Give back the records below exactly, every one, with no pictures.

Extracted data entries

******

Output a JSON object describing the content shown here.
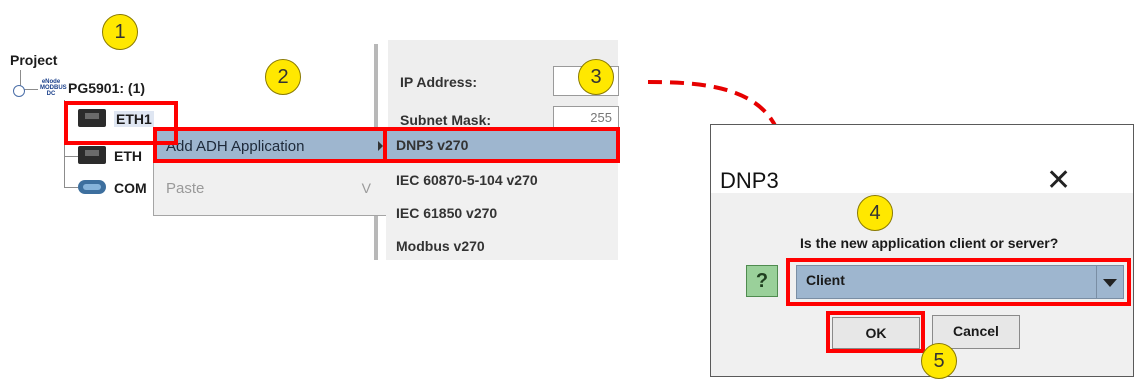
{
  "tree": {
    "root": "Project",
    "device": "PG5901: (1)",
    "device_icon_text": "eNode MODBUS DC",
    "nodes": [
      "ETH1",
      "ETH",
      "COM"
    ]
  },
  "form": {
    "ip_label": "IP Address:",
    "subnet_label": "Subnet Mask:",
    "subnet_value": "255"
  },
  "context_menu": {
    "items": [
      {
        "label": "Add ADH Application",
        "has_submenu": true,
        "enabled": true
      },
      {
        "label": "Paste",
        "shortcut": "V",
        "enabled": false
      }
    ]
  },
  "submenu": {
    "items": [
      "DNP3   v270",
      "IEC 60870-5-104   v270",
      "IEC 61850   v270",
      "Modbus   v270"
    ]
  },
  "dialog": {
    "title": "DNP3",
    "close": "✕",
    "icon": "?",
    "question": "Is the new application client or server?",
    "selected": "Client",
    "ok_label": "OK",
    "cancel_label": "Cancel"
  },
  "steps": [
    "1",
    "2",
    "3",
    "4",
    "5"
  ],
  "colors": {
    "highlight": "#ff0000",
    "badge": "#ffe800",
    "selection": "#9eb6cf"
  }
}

******

Output for this exercise —
Output a JSON object describing the content shown here.
{
  "tree": {
    "root": "Project",
    "device": "PG5901: (1)",
    "device_icon_text": "eNode MODBUS DC",
    "nodes": [
      "ETH1",
      "ETH",
      "COM"
    ]
  },
  "form": {
    "ip_label": "IP Address:",
    "subnet_label": "Subnet Mask:",
    "subnet_value": "255"
  },
  "context_menu": {
    "items": [
      {
        "label": "Add ADH Application",
        "has_submenu": true,
        "enabled": true
      },
      {
        "label": "Paste",
        "shortcut": "V",
        "enabled": false
      }
    ]
  },
  "submenu": {
    "items": [
      "DNP3   v270",
      "IEC 60870-5-104   v270",
      "IEC 61850   v270",
      "Modbus   v270"
    ]
  },
  "dialog": {
    "title": "DNP3",
    "close": "✕",
    "icon": "?",
    "question": "Is the new application client or server?",
    "selected": "Client",
    "ok_label": "OK",
    "cancel_label": "Cancel"
  },
  "steps": [
    "1",
    "2",
    "3",
    "4",
    "5"
  ],
  "colors": {
    "highlight": "#ff0000",
    "badge": "#ffe800",
    "selection": "#9eb6cf"
  }
}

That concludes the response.